Gather all lines from the material that contain the word "Rainfall".
━━━━━━━━
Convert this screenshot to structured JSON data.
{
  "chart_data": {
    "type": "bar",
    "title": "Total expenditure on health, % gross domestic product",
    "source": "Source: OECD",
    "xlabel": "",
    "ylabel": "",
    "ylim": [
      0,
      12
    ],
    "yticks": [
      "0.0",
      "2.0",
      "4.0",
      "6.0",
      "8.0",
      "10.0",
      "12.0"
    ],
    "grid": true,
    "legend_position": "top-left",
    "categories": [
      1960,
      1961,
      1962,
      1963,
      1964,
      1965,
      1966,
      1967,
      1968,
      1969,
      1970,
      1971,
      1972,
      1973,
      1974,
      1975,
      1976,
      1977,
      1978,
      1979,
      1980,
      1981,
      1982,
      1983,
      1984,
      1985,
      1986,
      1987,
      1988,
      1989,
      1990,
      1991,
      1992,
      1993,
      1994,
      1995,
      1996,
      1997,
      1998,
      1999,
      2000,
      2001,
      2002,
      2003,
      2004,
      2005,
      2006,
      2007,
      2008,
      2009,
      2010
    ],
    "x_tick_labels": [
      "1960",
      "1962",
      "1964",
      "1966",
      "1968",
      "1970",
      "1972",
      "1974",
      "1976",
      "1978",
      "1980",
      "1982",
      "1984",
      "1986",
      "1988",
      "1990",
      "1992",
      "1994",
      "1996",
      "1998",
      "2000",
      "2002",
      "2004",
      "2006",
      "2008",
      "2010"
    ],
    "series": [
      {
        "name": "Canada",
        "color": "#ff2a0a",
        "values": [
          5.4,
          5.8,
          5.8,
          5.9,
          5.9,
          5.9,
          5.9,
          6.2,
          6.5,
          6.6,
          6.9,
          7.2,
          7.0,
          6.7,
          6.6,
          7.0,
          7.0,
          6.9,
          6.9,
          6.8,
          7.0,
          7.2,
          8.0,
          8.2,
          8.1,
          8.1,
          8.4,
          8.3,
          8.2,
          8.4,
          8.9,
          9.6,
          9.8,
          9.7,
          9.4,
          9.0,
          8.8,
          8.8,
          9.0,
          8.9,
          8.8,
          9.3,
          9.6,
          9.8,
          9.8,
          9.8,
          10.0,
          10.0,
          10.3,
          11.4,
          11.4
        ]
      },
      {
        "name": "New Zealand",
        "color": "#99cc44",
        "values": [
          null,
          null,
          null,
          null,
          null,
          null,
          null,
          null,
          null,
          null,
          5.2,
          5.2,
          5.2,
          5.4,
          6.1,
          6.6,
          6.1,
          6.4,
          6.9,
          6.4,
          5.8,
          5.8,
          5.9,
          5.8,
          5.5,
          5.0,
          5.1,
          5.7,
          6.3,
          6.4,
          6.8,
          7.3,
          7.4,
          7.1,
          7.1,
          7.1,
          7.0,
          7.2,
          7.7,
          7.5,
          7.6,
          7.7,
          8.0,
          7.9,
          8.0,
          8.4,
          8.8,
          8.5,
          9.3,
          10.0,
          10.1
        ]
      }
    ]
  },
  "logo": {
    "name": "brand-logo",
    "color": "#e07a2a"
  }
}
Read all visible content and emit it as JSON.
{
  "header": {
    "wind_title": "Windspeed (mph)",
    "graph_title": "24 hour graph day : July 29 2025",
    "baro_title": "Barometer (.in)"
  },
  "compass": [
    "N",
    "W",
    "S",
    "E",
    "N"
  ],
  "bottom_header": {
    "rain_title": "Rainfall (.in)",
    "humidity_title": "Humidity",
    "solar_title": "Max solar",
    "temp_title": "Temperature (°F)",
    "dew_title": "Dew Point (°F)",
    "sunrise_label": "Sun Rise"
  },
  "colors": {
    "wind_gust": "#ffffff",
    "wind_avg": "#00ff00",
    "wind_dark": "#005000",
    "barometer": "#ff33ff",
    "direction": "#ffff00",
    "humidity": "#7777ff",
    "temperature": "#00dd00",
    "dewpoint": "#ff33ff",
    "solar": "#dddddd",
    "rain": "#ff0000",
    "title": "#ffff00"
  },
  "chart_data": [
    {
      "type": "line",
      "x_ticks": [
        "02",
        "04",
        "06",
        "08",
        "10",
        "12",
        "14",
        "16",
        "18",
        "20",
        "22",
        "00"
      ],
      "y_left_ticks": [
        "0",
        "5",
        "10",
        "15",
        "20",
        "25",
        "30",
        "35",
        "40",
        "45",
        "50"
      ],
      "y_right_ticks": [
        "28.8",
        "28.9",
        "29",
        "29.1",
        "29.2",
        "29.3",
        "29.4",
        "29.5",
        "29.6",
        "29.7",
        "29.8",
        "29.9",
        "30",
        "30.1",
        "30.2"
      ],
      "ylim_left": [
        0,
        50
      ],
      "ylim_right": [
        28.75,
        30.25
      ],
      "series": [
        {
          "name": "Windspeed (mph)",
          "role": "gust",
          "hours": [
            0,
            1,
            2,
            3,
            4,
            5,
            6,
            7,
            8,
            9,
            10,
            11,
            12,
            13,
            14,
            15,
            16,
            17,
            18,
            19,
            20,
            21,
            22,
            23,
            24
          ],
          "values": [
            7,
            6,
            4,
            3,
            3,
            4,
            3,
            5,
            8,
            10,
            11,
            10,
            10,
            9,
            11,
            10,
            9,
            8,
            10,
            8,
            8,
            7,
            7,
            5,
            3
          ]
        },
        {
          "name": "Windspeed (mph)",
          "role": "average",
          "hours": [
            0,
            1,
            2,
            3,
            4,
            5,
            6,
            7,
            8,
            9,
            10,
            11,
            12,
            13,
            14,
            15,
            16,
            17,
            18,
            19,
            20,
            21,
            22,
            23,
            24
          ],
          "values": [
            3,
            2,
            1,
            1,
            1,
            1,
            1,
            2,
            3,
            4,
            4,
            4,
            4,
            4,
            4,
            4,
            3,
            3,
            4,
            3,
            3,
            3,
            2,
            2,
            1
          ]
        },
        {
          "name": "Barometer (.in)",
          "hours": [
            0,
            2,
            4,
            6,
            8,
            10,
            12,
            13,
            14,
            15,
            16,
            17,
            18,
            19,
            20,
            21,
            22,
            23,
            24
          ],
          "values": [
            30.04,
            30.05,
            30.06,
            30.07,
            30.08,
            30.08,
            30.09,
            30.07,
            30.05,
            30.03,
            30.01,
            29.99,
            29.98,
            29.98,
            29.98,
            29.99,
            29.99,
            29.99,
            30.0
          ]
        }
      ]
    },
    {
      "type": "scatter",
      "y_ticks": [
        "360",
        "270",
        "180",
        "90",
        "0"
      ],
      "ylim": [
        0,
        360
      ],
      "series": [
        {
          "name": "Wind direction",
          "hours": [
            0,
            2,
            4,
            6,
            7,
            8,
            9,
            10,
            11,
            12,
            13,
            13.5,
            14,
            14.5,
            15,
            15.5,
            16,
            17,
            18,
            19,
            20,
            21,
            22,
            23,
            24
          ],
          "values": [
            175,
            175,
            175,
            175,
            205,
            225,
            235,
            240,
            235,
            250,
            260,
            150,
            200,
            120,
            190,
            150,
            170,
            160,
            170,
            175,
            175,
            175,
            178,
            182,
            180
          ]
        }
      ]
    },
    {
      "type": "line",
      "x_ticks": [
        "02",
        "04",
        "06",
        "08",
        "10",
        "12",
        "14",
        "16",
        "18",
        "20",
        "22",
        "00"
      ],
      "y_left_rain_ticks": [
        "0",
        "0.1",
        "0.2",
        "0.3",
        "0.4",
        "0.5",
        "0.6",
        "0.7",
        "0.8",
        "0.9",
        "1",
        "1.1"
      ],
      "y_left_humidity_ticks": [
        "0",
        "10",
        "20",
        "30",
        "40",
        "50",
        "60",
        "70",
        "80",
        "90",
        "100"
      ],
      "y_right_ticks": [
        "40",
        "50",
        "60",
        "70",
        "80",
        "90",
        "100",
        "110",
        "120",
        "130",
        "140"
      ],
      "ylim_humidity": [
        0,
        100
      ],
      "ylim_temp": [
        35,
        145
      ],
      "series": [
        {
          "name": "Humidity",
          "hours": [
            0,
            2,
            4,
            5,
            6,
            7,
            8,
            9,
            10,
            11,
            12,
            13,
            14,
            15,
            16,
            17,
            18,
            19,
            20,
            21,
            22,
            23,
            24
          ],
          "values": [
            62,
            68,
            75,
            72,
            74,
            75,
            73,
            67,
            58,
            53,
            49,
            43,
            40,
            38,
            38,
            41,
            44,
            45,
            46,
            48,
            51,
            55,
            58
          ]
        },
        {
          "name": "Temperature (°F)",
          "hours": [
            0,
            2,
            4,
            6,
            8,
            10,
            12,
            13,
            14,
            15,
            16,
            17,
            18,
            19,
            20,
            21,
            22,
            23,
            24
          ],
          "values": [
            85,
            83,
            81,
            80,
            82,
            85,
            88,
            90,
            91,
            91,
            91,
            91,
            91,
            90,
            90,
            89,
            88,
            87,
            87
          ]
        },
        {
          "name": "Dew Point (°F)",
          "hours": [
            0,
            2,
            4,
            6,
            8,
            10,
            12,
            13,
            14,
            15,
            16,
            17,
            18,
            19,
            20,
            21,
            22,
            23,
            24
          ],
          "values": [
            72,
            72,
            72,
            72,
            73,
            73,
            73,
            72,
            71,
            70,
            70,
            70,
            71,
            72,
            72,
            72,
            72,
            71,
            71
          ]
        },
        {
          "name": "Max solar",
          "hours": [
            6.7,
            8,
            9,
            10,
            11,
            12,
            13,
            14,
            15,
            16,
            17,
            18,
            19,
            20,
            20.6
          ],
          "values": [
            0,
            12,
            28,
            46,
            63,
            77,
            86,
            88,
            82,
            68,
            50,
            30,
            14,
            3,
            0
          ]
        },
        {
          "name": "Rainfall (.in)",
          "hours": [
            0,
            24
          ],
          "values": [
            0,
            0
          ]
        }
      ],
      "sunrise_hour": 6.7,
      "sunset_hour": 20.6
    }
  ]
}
━━━━━━━━
- The answer:
    "rain_title": "Rainfall (.in)",
          "name": "Rainfall (.in)",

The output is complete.